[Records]
┌──

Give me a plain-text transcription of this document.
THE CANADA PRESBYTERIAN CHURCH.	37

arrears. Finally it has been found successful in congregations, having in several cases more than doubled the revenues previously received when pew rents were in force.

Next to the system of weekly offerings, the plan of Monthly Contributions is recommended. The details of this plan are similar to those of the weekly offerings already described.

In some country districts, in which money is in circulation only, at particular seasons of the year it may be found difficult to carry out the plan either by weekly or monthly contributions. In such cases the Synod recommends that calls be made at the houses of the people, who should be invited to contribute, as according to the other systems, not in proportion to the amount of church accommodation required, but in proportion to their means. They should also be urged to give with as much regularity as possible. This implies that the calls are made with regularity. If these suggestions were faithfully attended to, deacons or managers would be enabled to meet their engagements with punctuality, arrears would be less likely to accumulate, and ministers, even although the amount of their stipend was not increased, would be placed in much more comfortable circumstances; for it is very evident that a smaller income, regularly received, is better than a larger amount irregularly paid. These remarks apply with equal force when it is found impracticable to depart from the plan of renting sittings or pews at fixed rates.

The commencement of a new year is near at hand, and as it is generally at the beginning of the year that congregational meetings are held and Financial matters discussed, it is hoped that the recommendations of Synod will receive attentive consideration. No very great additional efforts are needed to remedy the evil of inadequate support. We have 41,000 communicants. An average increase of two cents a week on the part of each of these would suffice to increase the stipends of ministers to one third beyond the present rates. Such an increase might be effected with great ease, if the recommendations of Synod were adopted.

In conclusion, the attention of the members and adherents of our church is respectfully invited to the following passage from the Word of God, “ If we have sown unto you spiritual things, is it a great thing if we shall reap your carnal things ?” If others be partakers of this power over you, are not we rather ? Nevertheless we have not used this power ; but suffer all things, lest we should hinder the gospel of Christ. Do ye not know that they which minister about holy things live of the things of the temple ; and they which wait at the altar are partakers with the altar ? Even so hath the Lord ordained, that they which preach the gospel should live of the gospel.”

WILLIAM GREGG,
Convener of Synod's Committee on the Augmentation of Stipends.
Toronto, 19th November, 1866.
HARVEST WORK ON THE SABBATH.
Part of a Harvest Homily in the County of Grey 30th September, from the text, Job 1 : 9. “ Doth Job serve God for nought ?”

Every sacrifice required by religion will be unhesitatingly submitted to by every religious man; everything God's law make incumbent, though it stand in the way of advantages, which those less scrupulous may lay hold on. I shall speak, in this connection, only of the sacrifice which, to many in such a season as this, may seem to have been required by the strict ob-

└──

The records above are to be repeated exactly, in their entirety.

[Answer to this problem]
Give me a plain-text transcription of this document.
THE CANADA PRESBYTERIAN CHURCH.	37

arrears. Finally it has been found successful in congregations, having in several cases more than doubled the revenues previously received when pew rents were in force.

Next to the system of weekly offerings, the plan of Monthly Contributions is recommended. The details of this plan are similar to those of the weekly offerings already described.

In some country districts, in which money is in circulation only, at particular seasons of the year it may be found difficult to carry out the plan either by weekly or monthly contributions. In such cases the Synod recommends that calls be made at the houses of the people, who should be invited to contribute, as according to the other systems, not in proportion to the amount of church accommodation required, but in proportion to their means. They should also be urged to give with as much regularity as possible. This implies that the calls are made with regularity. If these suggestions were faithfully attended to, deacons or managers would be enabled to meet their engagements with punctuality, arrears would be less likely to accumulate, and ministers, even although the amount of their stipend was not increased, would be placed in much more comfortable circumstances; for it is very evident that a smaller income, regularly received, is better than a larger amount irregularly paid. These remarks apply with equal force when it is found impracticable to depart from the plan of renting sittings or pews at fixed rates.

The commencement of a new year is near at hand, and as it is generally at the beginning of the year that congregational meetings are held and Financial matters discussed, it is hoped that the recommendations of Synod will receive attentive consideration. No very great additional efforts are needed to remedy the evil of inadequate support. We have 41,000 communicants. An average increase of two cents a week on the part of each of these would suffice to increase the stipends of ministers to one third beyond the present rates. Such an increase might be effected with great ease, if the recommendations of Synod were adopted.

In conclusion, the attention of the members and adherents of our church is respectfully invited to the following passage from the Word of God, “ If we have sown unto you spiritual things, is it a great thing if we shall reap your carnal things ?” If others be partakers of this power over you, are not we rather ? Nevertheless we have not used this power ; but suffer all things, lest we should hinder the gospel of Christ. Do ye not know that they which minister about holy things live of the things of the temple ; and they which wait at the altar are partakers with the altar ? Even so hath the Lord ordained, that they which preach the gospel should live of the gospel.”

WILLIAM GREGG,
Convener of Synod's Committee on the Augmentation of Stipends.
Toronto, 19th November, 1866.
HARVEST WORK ON THE SABBATH.
Part of a Harvest Homily in the County of Grey 30th September, from the text, Job 1 : 9. “ Doth Job serve God for nought ?”

Every sacrifice required by religion will be unhesitatingly submitted to by every religious man; everything God's law make incumbent, though it stand in the way of advantages, which those less scrupulous may lay hold on. I shall speak, in this connection, only of the sacrifice which, to many in such a season as this, may seem to have been required by the strict ob-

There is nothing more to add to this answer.